_SHORT TASK_: Leave out the pictures and repeat the data exactly.

_PROVIDED MATERIAL_:
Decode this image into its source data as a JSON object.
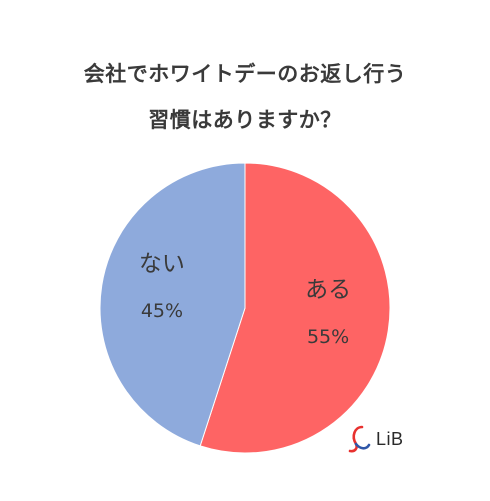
{
  "title_lines": [
    "会社でホワイトデーのお返し行う",
    "習慣はありますか？"
  ],
  "chart_data": {
    "type": "pie",
    "title": "会社でホワイトデーのお返し行う習慣はありますか？",
    "slices": [
      {
        "label": "ある",
        "value": 55,
        "value_label": "55%",
        "color": "#fe6464"
      },
      {
        "label": "ない",
        "value": 45,
        "value_label": "45%",
        "color": "#8eaadc"
      }
    ],
    "start_angle_deg": 0,
    "direction": "clockwise",
    "legend": "none"
  },
  "logo": {
    "text": "LiB",
    "icon": "lib-ribbon-logo-icon",
    "colors": {
      "red": "#e8312f",
      "blue": "#2f57a8"
    }
  }
}
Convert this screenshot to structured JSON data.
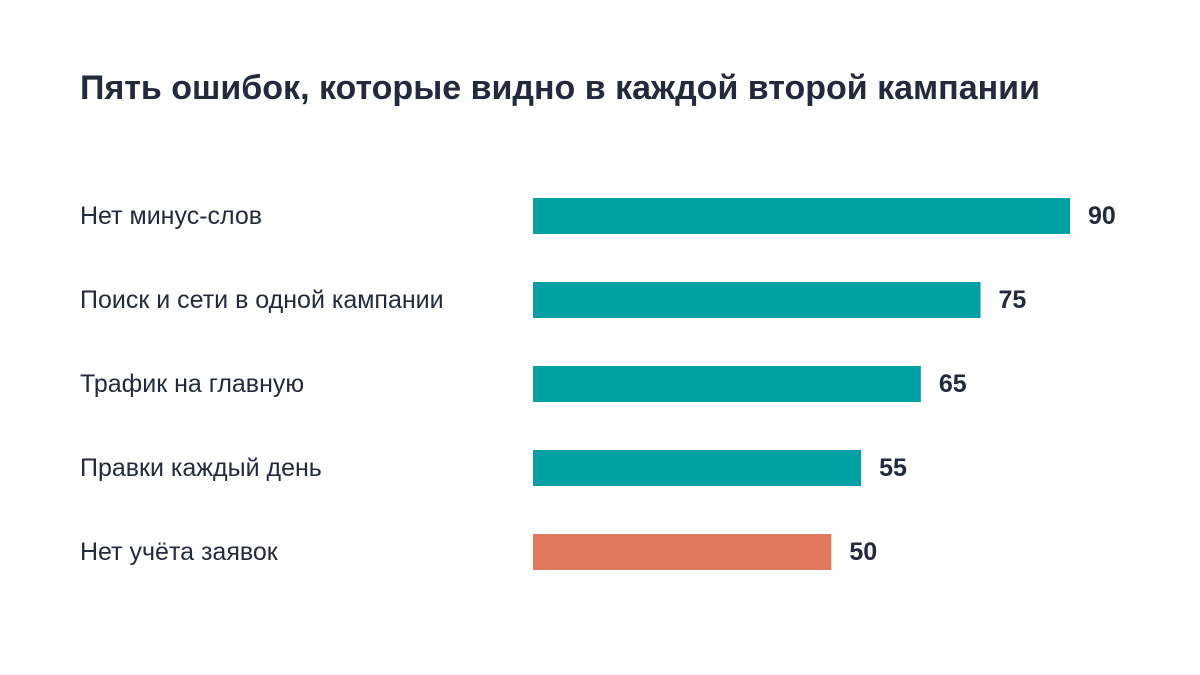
{
  "title": "Пять ошибок, которые видно в каждой второй кампании",
  "colors": {
    "primary": "#00a0a3",
    "highlight": "#e2785c",
    "text": "#232a3c",
    "background": "#ffffff"
  },
  "chart_data": {
    "type": "bar",
    "orientation": "horizontal",
    "title": "Пять ошибок, которые видно в каждой второй кампании",
    "xlabel": "",
    "ylabel": "",
    "xlim": [
      0,
      90
    ],
    "grid": false,
    "legend": "none",
    "categories": [
      "Нет минус-слов",
      "Поиск и сети в одной кампании",
      "Трафик на главную",
      "Правки каждый день",
      "Нет учёта заявок"
    ],
    "values": [
      90,
      75,
      65,
      55,
      50
    ],
    "value_labels": [
      "90",
      "75",
      "65",
      "55",
      "50"
    ],
    "bar_colors": [
      "#00a0a3",
      "#00a0a3",
      "#00a0a3",
      "#00a0a3",
      "#e2785c"
    ]
  }
}
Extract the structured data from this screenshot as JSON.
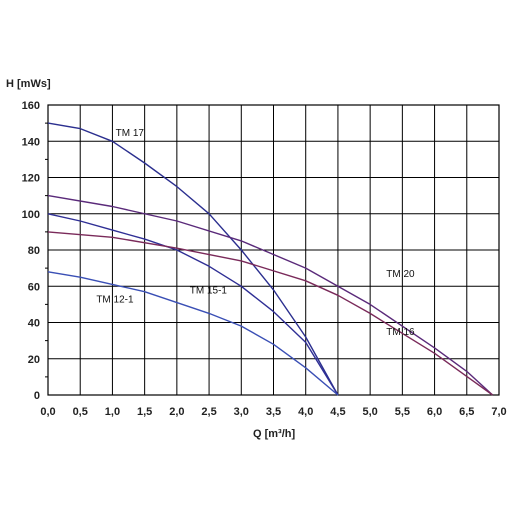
{
  "chart_data": {
    "type": "line",
    "title": "",
    "xlabel": "Q [m³/h]",
    "ylabel": "H [mWs]",
    "xlim": [
      0,
      7
    ],
    "ylim": [
      0,
      160
    ],
    "x_ticks": [
      "0,0",
      "0,5",
      "1,0",
      "1,5",
      "2,0",
      "2,5",
      "3,0",
      "3,5",
      "4,0",
      "4,5",
      "5,0",
      "5,5",
      "6,0",
      "6,5",
      "7,0"
    ],
    "y_ticks": [
      "0",
      "20",
      "40",
      "60",
      "80",
      "100",
      "120",
      "140",
      "160"
    ],
    "grid": true,
    "legend": "none",
    "series": [
      {
        "name": "TM 17",
        "color": "#2b2f8f",
        "points": [
          [
            0,
            150
          ],
          [
            0.5,
            147
          ],
          [
            1.0,
            140
          ],
          [
            1.5,
            128
          ],
          [
            2.0,
            115
          ],
          [
            2.5,
            100
          ],
          [
            3.0,
            80
          ],
          [
            3.5,
            58
          ],
          [
            4.0,
            32
          ],
          [
            4.5,
            0
          ]
        ]
      },
      {
        "name": "TM 20",
        "color": "#5a2a7a",
        "points": [
          [
            0,
            110
          ],
          [
            1.0,
            104
          ],
          [
            2.0,
            96
          ],
          [
            3.0,
            85
          ],
          [
            4.0,
            70
          ],
          [
            5.0,
            50
          ],
          [
            6.0,
            26
          ],
          [
            6.5,
            13
          ],
          [
            6.9,
            0
          ]
        ]
      },
      {
        "name": "TM 15-1",
        "color": "#2f2f95",
        "points": [
          [
            0,
            100
          ],
          [
            0.5,
            96
          ],
          [
            1.0,
            91
          ],
          [
            1.5,
            86
          ],
          [
            2.0,
            80
          ],
          [
            2.5,
            71
          ],
          [
            3.0,
            60
          ],
          [
            3.5,
            46
          ],
          [
            4.0,
            29
          ],
          [
            4.5,
            0
          ]
        ]
      },
      {
        "name": "TM 16",
        "color": "#7a2a5a",
        "points": [
          [
            0,
            90
          ],
          [
            1.0,
            87
          ],
          [
            2.0,
            81
          ],
          [
            3.0,
            74
          ],
          [
            4.0,
            63
          ],
          [
            4.5,
            55
          ],
          [
            5.0,
            45
          ],
          [
            6.0,
            23
          ],
          [
            6.9,
            0
          ]
        ]
      },
      {
        "name": "TM 12-1",
        "color": "#3a4fb5",
        "points": [
          [
            0,
            68
          ],
          [
            0.5,
            65
          ],
          [
            1.0,
            61
          ],
          [
            1.5,
            57
          ],
          [
            2.0,
            51
          ],
          [
            2.5,
            45
          ],
          [
            3.0,
            38
          ],
          [
            3.5,
            28
          ],
          [
            4.0,
            15
          ],
          [
            4.5,
            0
          ]
        ]
      }
    ],
    "labels": [
      {
        "text": "TM 17",
        "x": 1.05,
        "y": 143
      },
      {
        "text": "TM 20",
        "x": 5.25,
        "y": 65
      },
      {
        "text": "TM 15-1",
        "x": 2.2,
        "y": 56
      },
      {
        "text": "TM 16",
        "x": 5.25,
        "y": 33
      },
      {
        "text": "TM 12-1",
        "x": 0.75,
        "y": 51
      }
    ]
  }
}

_ANSWER TO THIS EXERCISE_:
Decode this image into its source data as a JSON object.
{
  "title_lines": [
    "会社でホワイトデーのお返し行う",
    "習慣はありますか？"
  ],
  "chart_data": {
    "type": "pie",
    "title": "会社でホワイトデーのお返し行う習慣はありますか？",
    "slices": [
      {
        "label": "ある",
        "value": 55,
        "value_label": "55%",
        "color": "#fe6464"
      },
      {
        "label": "ない",
        "value": 45,
        "value_label": "45%",
        "color": "#8eaadc"
      }
    ],
    "start_angle_deg": 0,
    "direction": "clockwise",
    "legend": "none"
  },
  "logo": {
    "text": "LiB",
    "icon": "lib-ribbon-logo-icon",
    "colors": {
      "red": "#e8312f",
      "blue": "#2f57a8"
    }
  }
}
Convert this screenshot to structured JSON data.
{
  "title": "Пять ошибок, которые видно в каждой второй кампании",
  "colors": {
    "primary": "#00a0a3",
    "highlight": "#e2785c",
    "text": "#232a3c",
    "background": "#ffffff"
  },
  "chart_data": {
    "type": "bar",
    "orientation": "horizontal",
    "title": "Пять ошибок, которые видно в каждой второй кампании",
    "xlabel": "",
    "ylabel": "",
    "xlim": [
      0,
      90
    ],
    "grid": false,
    "legend": "none",
    "categories": [
      "Нет минус-слов",
      "Поиск и сети в одной кампании",
      "Трафик на главную",
      "Правки каждый день",
      "Нет учёта заявок"
    ],
    "values": [
      90,
      75,
      65,
      55,
      50
    ],
    "value_labels": [
      "90",
      "75",
      "65",
      "55",
      "50"
    ],
    "bar_colors": [
      "#00a0a3",
      "#00a0a3",
      "#00a0a3",
      "#00a0a3",
      "#e2785c"
    ]
  }
}
Extract the structured data from this screenshot as JSON.
{
  "chart_data": {
    "type": "line",
    "title": "",
    "xlabel": "Q [m³/h]",
    "ylabel": "H [mWs]",
    "xlim": [
      0,
      7
    ],
    "ylim": [
      0,
      160
    ],
    "x_ticks": [
      "0,0",
      "0,5",
      "1,0",
      "1,5",
      "2,0",
      "2,5",
      "3,0",
      "3,5",
      "4,0",
      "4,5",
      "5,0",
      "5,5",
      "6,0",
      "6,5",
      "7,0"
    ],
    "y_ticks": [
      "0",
      "20",
      "40",
      "60",
      "80",
      "100",
      "120",
      "140",
      "160"
    ],
    "grid": true,
    "legend": "none",
    "series": [
      {
        "name": "TM 17",
        "color": "#2b2f8f",
        "points": [
          [
            0,
            150
          ],
          [
            0.5,
            147
          ],
          [
            1.0,
            140
          ],
          [
            1.5,
            128
          ],
          [
            2.0,
            115
          ],
          [
            2.5,
            100
          ],
          [
            3.0,
            80
          ],
          [
            3.5,
            58
          ],
          [
            4.0,
            32
          ],
          [
            4.5,
            0
          ]
        ]
      },
      {
        "name": "TM 20",
        "color": "#5a2a7a",
        "points": [
          [
            0,
            110
          ],
          [
            1.0,
            104
          ],
          [
            2.0,
            96
          ],
          [
            3.0,
            85
          ],
          [
            4.0,
            70
          ],
          [
            5.0,
            50
          ],
          [
            6.0,
            26
          ],
          [
            6.5,
            13
          ],
          [
            6.9,
            0
          ]
        ]
      },
      {
        "name": "TM 15-1",
        "color": "#2f2f95",
        "points": [
          [
            0,
            100
          ],
          [
            0.5,
            96
          ],
          [
            1.0,
            91
          ],
          [
            1.5,
            86
          ],
          [
            2.0,
            80
          ],
          [
            2.5,
            71
          ],
          [
            3.0,
            60
          ],
          [
            3.5,
            46
          ],
          [
            4.0,
            29
          ],
          [
            4.5,
            0
          ]
        ]
      },
      {
        "name": "TM 16",
        "color": "#7a2a5a",
        "points": [
          [
            0,
            90
          ],
          [
            1.0,
            87
          ],
          [
            2.0,
            81
          ],
          [
            3.0,
            74
          ],
          [
            4.0,
            63
          ],
          [
            4.5,
            55
          ],
          [
            5.0,
            45
          ],
          [
            6.0,
            23
          ],
          [
            6.9,
            0
          ]
        ]
      },
      {
        "name": "TM 12-1",
        "color": "#3a4fb5",
        "points": [
          [
            0,
            68
          ],
          [
            0.5,
            65
          ],
          [
            1.0,
            61
          ],
          [
            1.5,
            57
          ],
          [
            2.0,
            51
          ],
          [
            2.5,
            45
          ],
          [
            3.0,
            38
          ],
          [
            3.5,
            28
          ],
          [
            4.0,
            15
          ],
          [
            4.5,
            0
          ]
        ]
      }
    ],
    "labels": [
      {
        "text": "TM 17",
        "x": 1.05,
        "y": 143
      },
      {
        "text": "TM 20",
        "x": 5.25,
        "y": 65
      },
      {
        "text": "TM 15-1",
        "x": 2.2,
        "y": 56
      },
      {
        "text": "TM 16",
        "x": 5.25,
        "y": 33
      },
      {
        "text": "TM 12-1",
        "x": 0.75,
        "y": 51
      }
    ]
  }
}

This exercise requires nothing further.